**A run of records:**

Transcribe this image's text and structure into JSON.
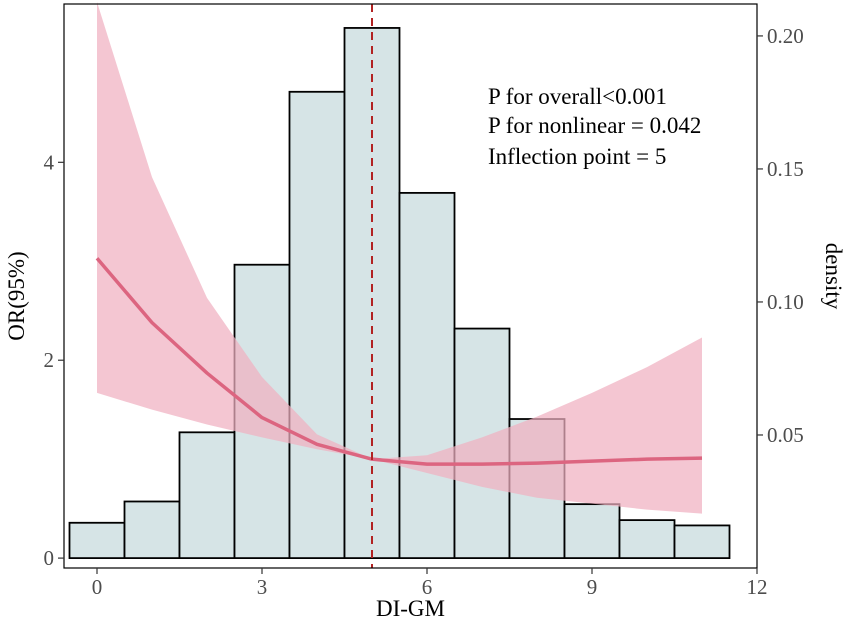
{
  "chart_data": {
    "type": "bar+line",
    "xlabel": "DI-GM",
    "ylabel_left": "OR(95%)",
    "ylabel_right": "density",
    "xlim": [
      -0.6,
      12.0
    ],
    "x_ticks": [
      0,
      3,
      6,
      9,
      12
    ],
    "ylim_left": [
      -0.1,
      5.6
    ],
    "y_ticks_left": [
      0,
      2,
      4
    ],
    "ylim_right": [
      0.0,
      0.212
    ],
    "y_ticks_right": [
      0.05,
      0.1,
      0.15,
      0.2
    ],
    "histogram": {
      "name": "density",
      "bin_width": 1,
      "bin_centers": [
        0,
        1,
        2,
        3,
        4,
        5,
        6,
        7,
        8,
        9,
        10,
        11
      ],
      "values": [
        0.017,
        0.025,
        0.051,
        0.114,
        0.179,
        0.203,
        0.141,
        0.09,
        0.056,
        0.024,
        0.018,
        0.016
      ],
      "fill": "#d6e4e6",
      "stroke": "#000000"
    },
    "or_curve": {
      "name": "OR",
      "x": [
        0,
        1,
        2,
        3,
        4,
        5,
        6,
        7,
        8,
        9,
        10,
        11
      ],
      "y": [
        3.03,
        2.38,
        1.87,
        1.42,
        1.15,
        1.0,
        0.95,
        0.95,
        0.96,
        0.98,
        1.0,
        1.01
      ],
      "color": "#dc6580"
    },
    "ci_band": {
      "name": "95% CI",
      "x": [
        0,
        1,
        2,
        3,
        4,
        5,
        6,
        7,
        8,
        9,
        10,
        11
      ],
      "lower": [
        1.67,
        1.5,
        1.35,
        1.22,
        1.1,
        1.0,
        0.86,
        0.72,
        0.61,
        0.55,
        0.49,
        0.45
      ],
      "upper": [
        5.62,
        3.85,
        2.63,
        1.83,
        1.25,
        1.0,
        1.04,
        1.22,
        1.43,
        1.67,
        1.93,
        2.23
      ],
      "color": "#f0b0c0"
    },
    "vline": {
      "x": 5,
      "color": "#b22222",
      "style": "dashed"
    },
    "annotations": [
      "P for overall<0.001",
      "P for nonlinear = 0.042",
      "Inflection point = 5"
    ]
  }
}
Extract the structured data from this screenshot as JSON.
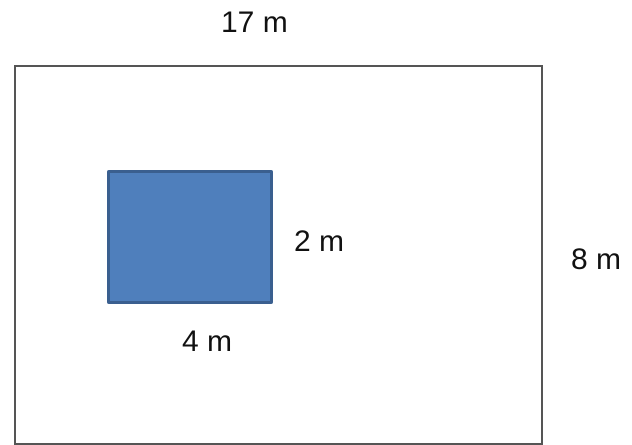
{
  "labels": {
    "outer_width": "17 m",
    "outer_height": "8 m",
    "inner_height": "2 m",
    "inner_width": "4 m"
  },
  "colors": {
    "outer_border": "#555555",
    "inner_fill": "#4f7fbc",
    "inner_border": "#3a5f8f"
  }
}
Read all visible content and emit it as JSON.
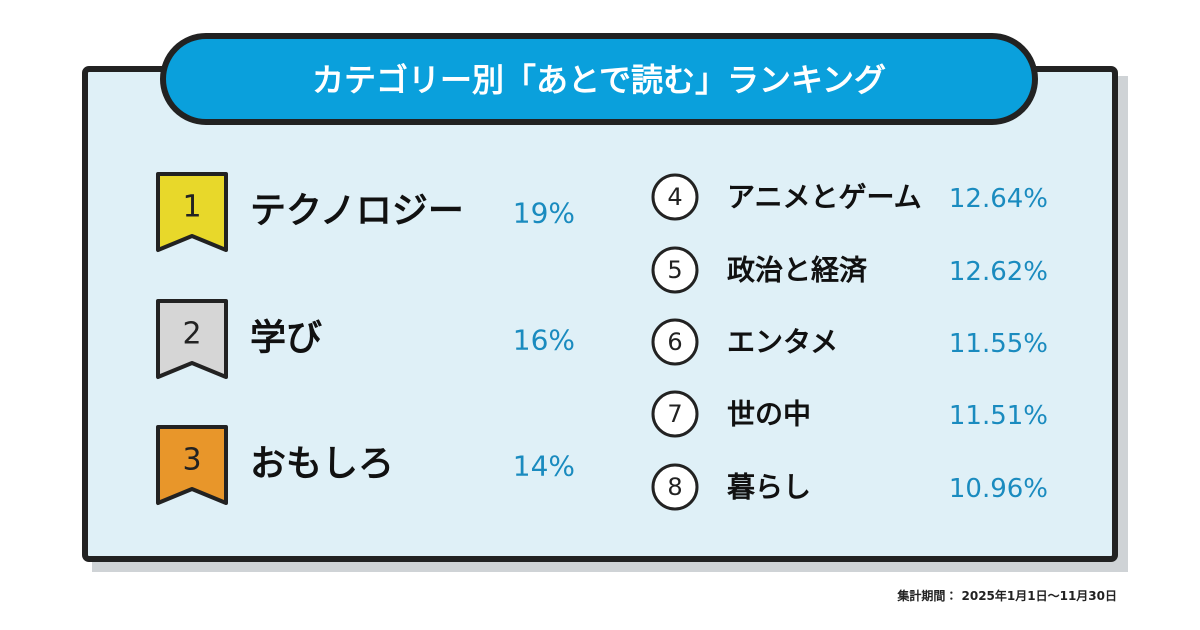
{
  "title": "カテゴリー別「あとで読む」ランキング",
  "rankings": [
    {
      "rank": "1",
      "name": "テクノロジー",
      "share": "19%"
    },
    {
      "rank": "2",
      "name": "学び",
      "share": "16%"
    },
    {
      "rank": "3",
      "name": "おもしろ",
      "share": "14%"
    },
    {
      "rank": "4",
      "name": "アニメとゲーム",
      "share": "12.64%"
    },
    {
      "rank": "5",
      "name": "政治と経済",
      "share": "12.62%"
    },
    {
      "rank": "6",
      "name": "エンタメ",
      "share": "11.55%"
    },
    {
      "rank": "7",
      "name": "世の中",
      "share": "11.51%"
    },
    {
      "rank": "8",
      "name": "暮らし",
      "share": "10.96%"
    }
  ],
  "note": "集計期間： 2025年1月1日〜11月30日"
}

**What is needed:**
Write the records out once more, exactly as they appear, with no pictures.

**Expected answer:**
Transcribe this image's text and structure into JSON.
{
  "chart_data": {
    "type": "bar+line",
    "xlabel": "DI-GM",
    "ylabel_left": "OR(95%)",
    "ylabel_right": "density",
    "xlim": [
      -0.6,
      12.0
    ],
    "x_ticks": [
      0,
      3,
      6,
      9,
      12
    ],
    "ylim_left": [
      -0.1,
      5.6
    ],
    "y_ticks_left": [
      0,
      2,
      4
    ],
    "ylim_right": [
      0.0,
      0.212
    ],
    "y_ticks_right": [
      0.05,
      0.1,
      0.15,
      0.2
    ],
    "histogram": {
      "name": "density",
      "bin_width": 1,
      "bin_centers": [
        0,
        1,
        2,
        3,
        4,
        5,
        6,
        7,
        8,
        9,
        10,
        11
      ],
      "values": [
        0.017,
        0.025,
        0.051,
        0.114,
        0.179,
        0.203,
        0.141,
        0.09,
        0.056,
        0.024,
        0.018,
        0.016
      ],
      "fill": "#d6e4e6",
      "stroke": "#000000"
    },
    "or_curve": {
      "name": "OR",
      "x": [
        0,
        1,
        2,
        3,
        4,
        5,
        6,
        7,
        8,
        9,
        10,
        11
      ],
      "y": [
        3.03,
        2.38,
        1.87,
        1.42,
        1.15,
        1.0,
        0.95,
        0.95,
        0.96,
        0.98,
        1.0,
        1.01
      ],
      "color": "#dc6580"
    },
    "ci_band": {
      "name": "95% CI",
      "x": [
        0,
        1,
        2,
        3,
        4,
        5,
        6,
        7,
        8,
        9,
        10,
        11
      ],
      "lower": [
        1.67,
        1.5,
        1.35,
        1.22,
        1.1,
        1.0,
        0.86,
        0.72,
        0.61,
        0.55,
        0.49,
        0.45
      ],
      "upper": [
        5.62,
        3.85,
        2.63,
        1.83,
        1.25,
        1.0,
        1.04,
        1.22,
        1.43,
        1.67,
        1.93,
        2.23
      ],
      "color": "#f0b0c0"
    },
    "vline": {
      "x": 5,
      "color": "#b22222",
      "style": "dashed"
    },
    "annotations": [
      "P for overall<0.001",
      "P for nonlinear = 0.042",
      "Inflection point = 5"
    ]
  }
}
Extract the structured data from this screenshot as JSON.
{
  "labels": {
    "outer_width": "17 m",
    "outer_height": "8 m",
    "inner_height": "2 m",
    "inner_width": "4 m"
  },
  "colors": {
    "outer_border": "#555555",
    "inner_fill": "#4f7fbc",
    "inner_border": "#3a5f8f"
  }
}
Read all visible content and emit it as JSON.
{
  "title": "カテゴリー別「あとで読む」ランキング",
  "rankings": [
    {
      "rank": "1",
      "name": "テクノロジー",
      "share": "19%"
    },
    {
      "rank": "2",
      "name": "学び",
      "share": "16%"
    },
    {
      "rank": "3",
      "name": "おもしろ",
      "share": "14%"
    },
    {
      "rank": "4",
      "name": "アニメとゲーム",
      "share": "12.64%"
    },
    {
      "rank": "5",
      "name": "政治と経済",
      "share": "12.62%"
    },
    {
      "rank": "6",
      "name": "エンタメ",
      "share": "11.55%"
    },
    {
      "rank": "7",
      "name": "世の中",
      "share": "11.51%"
    },
    {
      "rank": "8",
      "name": "暮らし",
      "share": "10.96%"
    }
  ],
  "note": "集計期間： 2025年1月1日〜11月30日"
}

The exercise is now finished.